BEGIN Records supplied
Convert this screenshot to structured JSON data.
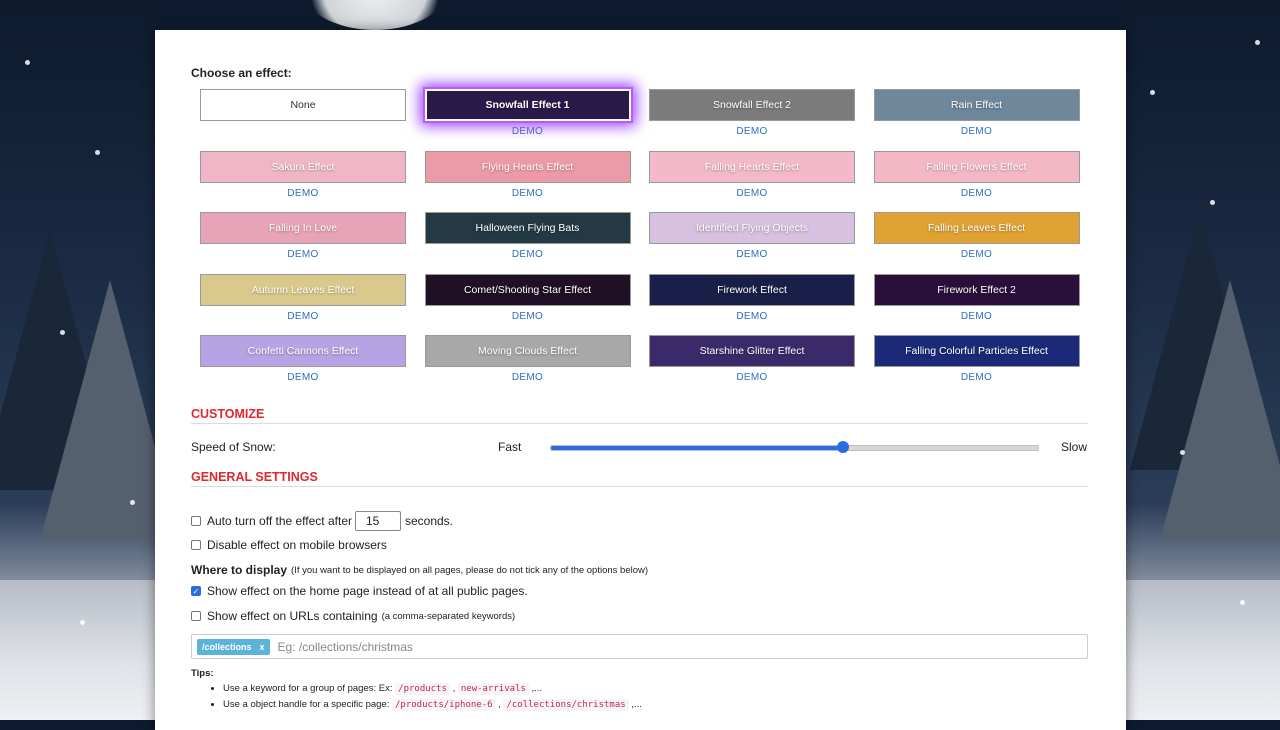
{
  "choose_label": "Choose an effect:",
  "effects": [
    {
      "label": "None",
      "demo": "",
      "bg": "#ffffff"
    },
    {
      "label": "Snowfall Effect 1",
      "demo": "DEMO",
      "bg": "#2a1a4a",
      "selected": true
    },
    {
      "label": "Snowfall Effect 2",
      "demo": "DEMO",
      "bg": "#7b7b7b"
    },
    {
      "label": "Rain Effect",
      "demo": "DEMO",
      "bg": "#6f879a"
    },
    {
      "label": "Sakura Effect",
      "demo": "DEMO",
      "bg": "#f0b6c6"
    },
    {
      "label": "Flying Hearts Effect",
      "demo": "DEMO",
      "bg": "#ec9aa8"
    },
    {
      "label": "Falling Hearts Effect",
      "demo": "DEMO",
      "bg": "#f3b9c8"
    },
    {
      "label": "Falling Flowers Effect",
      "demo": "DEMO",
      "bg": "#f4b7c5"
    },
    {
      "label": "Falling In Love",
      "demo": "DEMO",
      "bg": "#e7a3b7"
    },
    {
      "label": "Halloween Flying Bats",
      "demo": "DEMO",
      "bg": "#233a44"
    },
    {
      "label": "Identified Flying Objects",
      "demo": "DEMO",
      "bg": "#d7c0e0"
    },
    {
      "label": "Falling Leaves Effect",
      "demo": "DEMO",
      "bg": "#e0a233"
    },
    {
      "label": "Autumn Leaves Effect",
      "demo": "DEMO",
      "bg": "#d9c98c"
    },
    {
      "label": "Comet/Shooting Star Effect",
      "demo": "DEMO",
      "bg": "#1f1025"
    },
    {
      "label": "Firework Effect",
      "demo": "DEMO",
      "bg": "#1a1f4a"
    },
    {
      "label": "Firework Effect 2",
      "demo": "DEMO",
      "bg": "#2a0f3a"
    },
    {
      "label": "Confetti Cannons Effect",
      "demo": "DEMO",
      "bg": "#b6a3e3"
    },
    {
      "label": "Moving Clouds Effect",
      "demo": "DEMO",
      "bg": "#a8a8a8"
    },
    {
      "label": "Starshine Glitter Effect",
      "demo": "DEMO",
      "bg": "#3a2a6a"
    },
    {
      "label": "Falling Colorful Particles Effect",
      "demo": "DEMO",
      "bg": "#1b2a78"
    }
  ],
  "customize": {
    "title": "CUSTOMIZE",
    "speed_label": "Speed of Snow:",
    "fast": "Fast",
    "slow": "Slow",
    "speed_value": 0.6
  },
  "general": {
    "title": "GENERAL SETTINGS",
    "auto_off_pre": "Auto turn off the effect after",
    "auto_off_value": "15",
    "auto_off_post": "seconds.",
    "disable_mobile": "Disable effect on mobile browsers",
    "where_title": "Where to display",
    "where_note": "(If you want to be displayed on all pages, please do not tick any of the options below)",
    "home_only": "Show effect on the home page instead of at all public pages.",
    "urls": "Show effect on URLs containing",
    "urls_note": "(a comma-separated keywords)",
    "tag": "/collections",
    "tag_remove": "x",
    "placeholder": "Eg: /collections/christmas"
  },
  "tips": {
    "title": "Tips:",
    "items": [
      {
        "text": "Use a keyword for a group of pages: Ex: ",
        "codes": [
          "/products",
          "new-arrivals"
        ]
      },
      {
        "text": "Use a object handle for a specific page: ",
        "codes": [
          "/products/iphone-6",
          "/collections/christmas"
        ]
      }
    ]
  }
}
END Records supplied
BEGIN Records supplied
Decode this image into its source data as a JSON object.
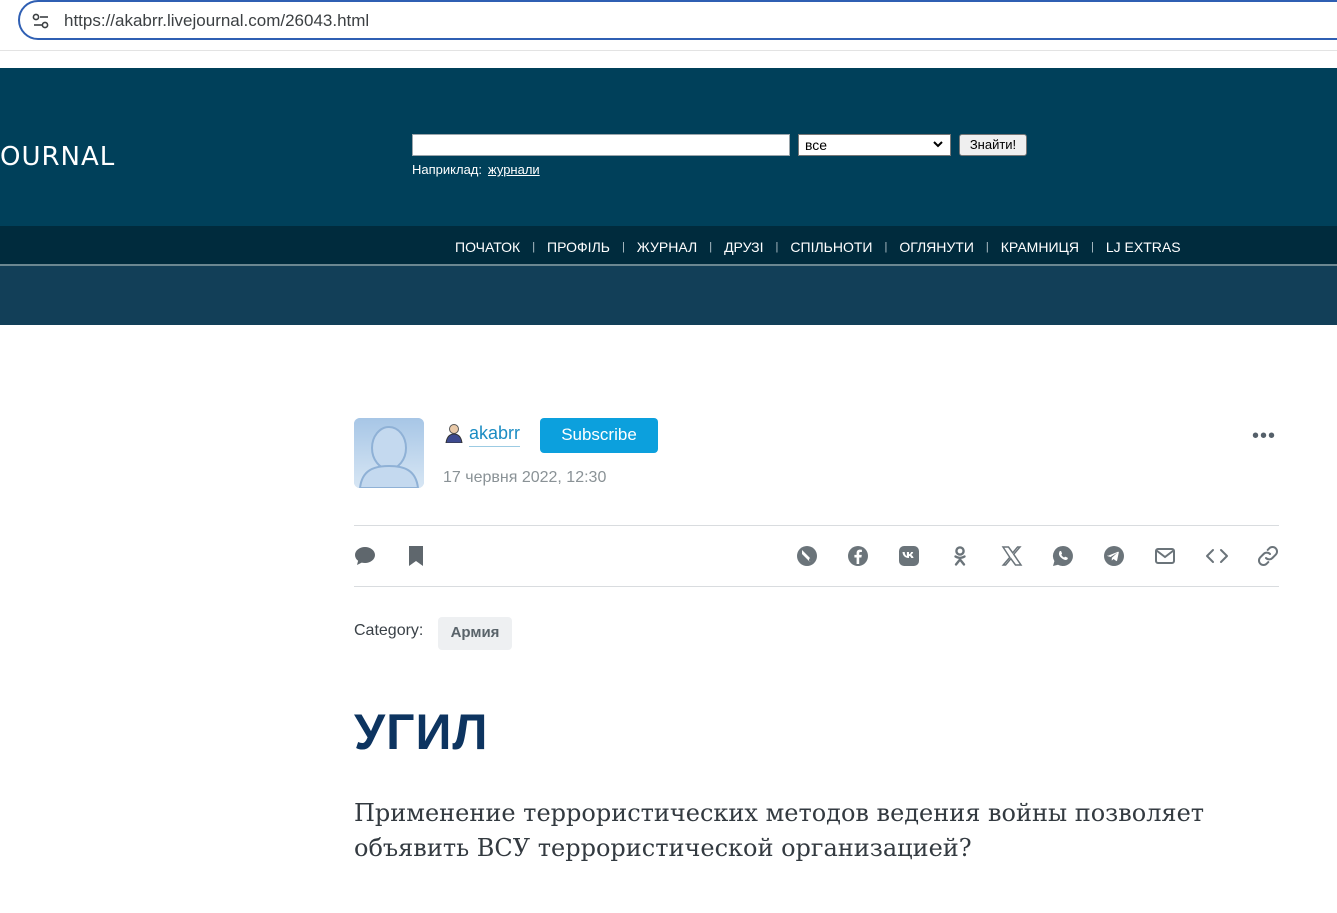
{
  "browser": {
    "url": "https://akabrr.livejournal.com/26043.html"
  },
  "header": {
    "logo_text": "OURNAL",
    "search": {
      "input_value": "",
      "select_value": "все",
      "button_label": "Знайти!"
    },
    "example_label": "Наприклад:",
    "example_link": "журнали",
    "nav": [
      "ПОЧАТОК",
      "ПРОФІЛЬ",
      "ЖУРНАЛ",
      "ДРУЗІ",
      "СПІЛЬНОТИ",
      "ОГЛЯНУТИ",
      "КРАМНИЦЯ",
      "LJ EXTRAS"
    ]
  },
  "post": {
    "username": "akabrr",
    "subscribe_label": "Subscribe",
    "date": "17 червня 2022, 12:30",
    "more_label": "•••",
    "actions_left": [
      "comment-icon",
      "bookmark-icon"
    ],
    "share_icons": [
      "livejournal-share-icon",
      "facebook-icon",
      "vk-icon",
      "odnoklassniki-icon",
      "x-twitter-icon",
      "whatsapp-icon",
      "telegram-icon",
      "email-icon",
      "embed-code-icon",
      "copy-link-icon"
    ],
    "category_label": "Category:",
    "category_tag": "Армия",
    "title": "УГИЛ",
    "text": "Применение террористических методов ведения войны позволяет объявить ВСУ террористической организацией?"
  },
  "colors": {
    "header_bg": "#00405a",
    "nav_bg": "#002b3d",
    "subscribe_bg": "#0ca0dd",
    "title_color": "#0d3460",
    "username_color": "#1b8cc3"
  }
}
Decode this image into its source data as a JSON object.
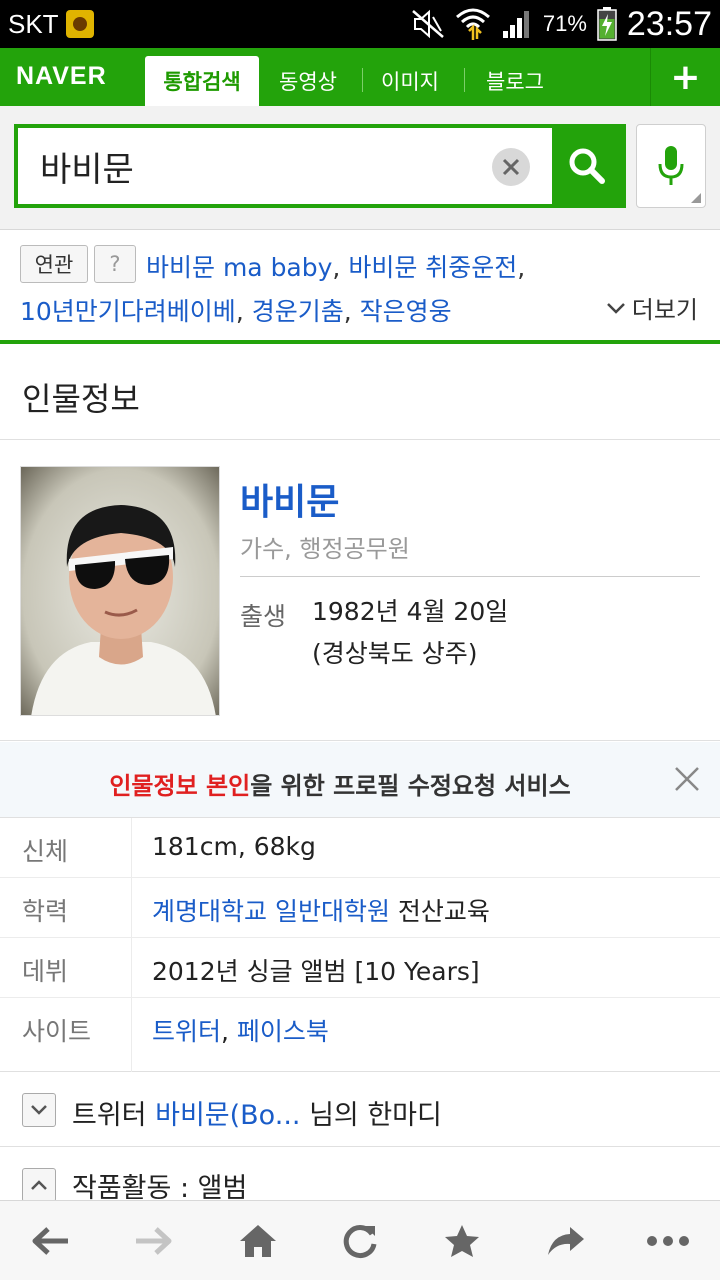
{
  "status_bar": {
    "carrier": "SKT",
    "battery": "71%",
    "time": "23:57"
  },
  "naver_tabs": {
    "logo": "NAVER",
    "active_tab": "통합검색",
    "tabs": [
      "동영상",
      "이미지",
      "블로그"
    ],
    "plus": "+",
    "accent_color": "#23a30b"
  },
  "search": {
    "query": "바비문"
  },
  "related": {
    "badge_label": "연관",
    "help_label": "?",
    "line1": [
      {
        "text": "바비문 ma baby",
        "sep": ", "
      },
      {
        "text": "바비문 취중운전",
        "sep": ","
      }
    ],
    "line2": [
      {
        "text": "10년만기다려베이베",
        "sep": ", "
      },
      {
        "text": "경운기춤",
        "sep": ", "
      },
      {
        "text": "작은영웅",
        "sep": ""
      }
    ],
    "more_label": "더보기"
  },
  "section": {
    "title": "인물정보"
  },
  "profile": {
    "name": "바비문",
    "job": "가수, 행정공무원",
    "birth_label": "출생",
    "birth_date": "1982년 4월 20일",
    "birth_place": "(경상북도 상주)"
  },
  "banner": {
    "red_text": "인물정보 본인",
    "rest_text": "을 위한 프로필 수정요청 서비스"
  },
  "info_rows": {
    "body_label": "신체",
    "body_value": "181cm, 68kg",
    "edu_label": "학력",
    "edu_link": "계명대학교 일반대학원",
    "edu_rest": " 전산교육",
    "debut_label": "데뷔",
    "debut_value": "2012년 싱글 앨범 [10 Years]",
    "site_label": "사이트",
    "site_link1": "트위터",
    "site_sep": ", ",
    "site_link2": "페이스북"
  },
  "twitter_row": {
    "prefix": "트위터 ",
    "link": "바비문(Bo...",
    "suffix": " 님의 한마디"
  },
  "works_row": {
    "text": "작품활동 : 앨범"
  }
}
END Records supplied
BEGIN Records supplied
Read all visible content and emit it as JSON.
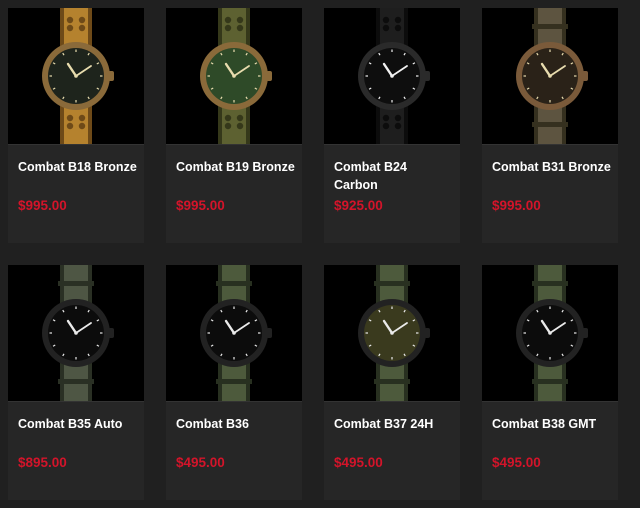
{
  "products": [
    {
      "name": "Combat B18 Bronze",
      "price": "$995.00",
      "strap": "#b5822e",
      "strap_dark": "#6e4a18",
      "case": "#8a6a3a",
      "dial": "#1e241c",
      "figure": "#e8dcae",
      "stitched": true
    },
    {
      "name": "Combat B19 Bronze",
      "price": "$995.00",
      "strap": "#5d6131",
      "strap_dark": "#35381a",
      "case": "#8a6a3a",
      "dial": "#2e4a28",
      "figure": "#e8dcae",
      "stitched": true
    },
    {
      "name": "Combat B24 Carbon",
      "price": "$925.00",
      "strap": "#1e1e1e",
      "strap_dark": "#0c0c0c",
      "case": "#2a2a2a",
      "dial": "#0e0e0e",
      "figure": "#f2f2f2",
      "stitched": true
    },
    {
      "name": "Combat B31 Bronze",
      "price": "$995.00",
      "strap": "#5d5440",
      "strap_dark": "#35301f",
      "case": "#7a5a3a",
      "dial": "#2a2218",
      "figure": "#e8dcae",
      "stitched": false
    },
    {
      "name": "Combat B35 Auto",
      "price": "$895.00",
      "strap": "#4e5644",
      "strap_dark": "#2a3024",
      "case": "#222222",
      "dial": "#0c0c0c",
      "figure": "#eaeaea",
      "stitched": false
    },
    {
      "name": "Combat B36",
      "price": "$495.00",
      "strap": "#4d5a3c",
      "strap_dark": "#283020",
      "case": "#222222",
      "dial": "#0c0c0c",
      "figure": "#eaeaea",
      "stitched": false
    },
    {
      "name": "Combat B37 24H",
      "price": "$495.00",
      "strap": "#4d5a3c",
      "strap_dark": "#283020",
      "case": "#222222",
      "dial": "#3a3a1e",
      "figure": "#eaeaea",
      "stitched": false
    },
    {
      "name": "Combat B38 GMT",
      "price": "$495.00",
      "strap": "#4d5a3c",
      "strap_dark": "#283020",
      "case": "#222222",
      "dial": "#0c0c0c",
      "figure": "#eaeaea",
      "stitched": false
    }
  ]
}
END Records supplied
Required task: Extract all lines from the data in which "collections" is found.

Exercise solution:
    "tag": "/collections",
    "placeholder": "Eg: /collections/christmas"
          "/collections/christmas"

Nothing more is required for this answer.